### What is needed
Present each line of the entries below that holds the word "this".

(Extracts from a graphics dataset)
* * * * * * * * *

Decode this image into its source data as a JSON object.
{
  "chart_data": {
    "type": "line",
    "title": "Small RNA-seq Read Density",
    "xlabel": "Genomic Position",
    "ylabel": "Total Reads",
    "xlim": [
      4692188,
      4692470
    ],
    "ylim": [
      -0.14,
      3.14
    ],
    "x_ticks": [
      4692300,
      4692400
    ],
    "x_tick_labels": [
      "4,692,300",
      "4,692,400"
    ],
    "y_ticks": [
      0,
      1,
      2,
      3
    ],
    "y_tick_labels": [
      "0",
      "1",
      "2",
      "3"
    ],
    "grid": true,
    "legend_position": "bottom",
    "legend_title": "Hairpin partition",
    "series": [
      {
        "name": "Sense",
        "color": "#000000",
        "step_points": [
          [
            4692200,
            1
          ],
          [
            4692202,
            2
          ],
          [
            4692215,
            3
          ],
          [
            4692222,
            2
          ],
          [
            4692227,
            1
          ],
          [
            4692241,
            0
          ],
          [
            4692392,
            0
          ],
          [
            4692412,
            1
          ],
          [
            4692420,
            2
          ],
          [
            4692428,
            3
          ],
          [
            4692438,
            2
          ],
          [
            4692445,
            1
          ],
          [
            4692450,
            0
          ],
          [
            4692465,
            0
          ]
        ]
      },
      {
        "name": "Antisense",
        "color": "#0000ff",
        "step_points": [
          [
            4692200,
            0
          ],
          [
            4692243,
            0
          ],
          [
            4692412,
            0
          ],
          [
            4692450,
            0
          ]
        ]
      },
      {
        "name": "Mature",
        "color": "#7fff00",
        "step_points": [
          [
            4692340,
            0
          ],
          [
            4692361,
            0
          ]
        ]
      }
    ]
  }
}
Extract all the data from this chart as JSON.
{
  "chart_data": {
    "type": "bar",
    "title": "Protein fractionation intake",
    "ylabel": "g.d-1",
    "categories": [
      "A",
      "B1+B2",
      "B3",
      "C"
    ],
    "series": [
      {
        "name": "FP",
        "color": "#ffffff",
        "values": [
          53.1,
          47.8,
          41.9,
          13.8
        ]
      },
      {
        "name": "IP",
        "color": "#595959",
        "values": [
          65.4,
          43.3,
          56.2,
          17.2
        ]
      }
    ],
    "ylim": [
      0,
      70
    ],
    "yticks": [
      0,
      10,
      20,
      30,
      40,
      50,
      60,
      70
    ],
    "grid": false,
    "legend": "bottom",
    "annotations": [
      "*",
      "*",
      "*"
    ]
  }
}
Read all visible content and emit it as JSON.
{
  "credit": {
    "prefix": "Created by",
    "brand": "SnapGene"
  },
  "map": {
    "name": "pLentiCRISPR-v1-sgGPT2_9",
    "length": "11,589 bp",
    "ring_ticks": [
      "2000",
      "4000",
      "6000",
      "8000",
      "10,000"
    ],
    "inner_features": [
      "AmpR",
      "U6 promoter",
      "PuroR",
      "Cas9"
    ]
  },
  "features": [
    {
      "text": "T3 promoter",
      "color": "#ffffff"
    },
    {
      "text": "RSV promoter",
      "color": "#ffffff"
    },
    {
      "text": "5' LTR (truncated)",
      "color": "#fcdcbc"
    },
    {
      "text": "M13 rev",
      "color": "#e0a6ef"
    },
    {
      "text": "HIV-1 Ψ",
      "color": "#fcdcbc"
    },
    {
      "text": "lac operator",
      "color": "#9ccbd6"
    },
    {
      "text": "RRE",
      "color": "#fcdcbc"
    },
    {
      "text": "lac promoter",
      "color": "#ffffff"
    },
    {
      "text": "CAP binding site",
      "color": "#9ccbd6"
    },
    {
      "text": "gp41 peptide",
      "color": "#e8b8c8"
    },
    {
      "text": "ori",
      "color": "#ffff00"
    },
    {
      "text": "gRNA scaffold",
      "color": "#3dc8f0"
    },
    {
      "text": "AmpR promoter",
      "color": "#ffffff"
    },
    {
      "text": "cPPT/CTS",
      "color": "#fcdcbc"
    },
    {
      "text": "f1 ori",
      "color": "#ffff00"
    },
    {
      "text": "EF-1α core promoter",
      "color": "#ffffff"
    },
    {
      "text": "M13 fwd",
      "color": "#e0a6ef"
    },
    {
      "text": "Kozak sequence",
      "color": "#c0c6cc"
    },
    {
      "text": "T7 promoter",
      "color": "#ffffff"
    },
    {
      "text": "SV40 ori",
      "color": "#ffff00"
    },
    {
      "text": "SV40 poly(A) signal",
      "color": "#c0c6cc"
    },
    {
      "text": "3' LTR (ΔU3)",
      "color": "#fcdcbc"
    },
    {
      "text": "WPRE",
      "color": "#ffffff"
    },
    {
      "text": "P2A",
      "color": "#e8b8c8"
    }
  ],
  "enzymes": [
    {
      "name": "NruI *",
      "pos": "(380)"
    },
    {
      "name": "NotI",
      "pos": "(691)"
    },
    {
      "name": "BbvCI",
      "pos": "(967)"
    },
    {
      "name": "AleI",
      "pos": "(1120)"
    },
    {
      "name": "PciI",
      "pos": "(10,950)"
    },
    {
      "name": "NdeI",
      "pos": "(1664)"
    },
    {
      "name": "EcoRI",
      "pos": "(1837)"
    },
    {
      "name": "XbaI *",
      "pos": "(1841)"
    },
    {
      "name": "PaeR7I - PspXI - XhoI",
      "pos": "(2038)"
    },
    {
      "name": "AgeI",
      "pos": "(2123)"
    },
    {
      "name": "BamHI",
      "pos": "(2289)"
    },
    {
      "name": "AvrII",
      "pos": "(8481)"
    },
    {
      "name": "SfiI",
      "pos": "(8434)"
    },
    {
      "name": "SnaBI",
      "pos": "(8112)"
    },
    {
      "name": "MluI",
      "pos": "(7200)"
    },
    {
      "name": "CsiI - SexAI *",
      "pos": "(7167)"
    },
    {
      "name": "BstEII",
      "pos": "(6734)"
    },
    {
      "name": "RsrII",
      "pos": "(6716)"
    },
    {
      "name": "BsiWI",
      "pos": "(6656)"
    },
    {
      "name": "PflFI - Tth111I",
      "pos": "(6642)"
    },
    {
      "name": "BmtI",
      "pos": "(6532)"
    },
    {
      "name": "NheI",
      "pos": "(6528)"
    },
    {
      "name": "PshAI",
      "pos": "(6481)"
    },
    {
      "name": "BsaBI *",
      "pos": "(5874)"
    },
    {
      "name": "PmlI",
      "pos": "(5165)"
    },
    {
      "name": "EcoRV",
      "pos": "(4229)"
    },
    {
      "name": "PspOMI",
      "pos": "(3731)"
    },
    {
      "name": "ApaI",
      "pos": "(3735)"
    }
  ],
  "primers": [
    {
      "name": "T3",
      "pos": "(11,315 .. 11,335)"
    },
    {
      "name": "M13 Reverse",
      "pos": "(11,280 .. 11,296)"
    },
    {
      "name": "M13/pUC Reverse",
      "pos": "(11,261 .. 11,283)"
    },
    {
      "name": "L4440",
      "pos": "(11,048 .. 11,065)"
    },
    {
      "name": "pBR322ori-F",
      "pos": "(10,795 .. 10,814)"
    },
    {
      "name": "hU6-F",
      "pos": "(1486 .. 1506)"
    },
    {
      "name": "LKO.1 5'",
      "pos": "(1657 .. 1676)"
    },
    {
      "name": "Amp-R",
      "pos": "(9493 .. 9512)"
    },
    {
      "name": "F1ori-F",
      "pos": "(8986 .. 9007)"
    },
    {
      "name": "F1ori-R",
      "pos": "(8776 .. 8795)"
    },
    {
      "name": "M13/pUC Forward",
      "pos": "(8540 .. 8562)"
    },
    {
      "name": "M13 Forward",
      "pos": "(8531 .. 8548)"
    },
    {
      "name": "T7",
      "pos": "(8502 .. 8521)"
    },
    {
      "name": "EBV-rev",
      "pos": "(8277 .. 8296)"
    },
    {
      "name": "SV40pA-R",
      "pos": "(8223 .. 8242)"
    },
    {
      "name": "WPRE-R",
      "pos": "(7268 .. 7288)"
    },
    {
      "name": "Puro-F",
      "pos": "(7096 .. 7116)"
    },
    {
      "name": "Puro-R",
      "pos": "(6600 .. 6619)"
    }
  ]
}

* * * * * * * * *

### Task response
Decode this image into its source data as a JSON object.
Extract all the data from this chart as JSON.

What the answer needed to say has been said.